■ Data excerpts
Begin

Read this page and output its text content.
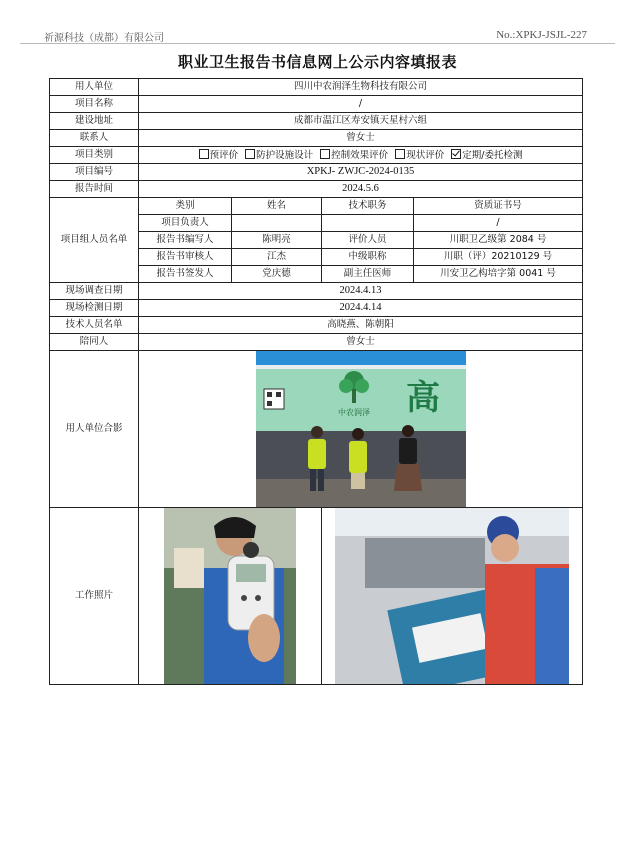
祈源科技（成都）有限公司	No.:XPKJ-JSJL-227
职业卫生报告书信息网上公示内容填报表
用人单位	四川中农润泽生物科技有限公司			
项目名称	/			
建设地址	成都市温江区寿安镇天星村六组			
联系人	曾女士			
项目类别	预评价 防护设施设计 控制效果评价 现状评价 定期/委托检测			
项目编号	XPKJ- ZWJC-2024-0135			
报告时间	2024.5.6			
项目组人员名单	类别	姓名	技术职务	资质证书号
	项目负责人			/
	报告书编写人	陈明亮	评价人员	川职卫乙级第 2084 号
	报告书审核人	江杰	中级职称	川职（评）20210129 号
	报告书签发人	党庆德	副主任医师	川安卫乙构培字第 0041 号
现场调查日期	2024.4.13			
现场检测日期	2024.4.14			
技术人员名单	高晓燕、陈朝阳			
陪同人	曾女士			
用人单位合影	中农润泽 高			

工作照片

End

■ Work to complete
Restate the data above exactly, stripping out each image.

■ Correct answer
Read this page and output its text content.
祈源科技（成都）有限公司	No.:XPKJ-JSJL-227
职业卫生报告书信息网上公示内容填报表
用人单位	四川中农润泽生物科技有限公司			
项目名称	/			
建设地址	成都市温江区寿安镇天星村六组			
联系人	曾女士			
项目类别	预评价 防护设施设计 控制效果评价 现状评价 定期/委托检测			
项目编号	XPKJ- ZWJC-2024-0135			
报告时间	2024.5.6			
项目组人员名单	类别	姓名	技术职务	资质证书号
	项目负责人			/
	报告书编写人	陈明亮	评价人员	川职卫乙级第 2084 号
	报告书审核人	江杰	中级职称	川职（评）20210129 号
	报告书签发人	党庆德	副主任医师	川安卫乙构培字第 0041 号
现场调查日期	2024.4.13			
现场检测日期	2024.4.14			
技术人员名单	高晓燕、陈朝阳			
陪同人	曾女士			
用人单位合影	中农润泽 高			

工作照片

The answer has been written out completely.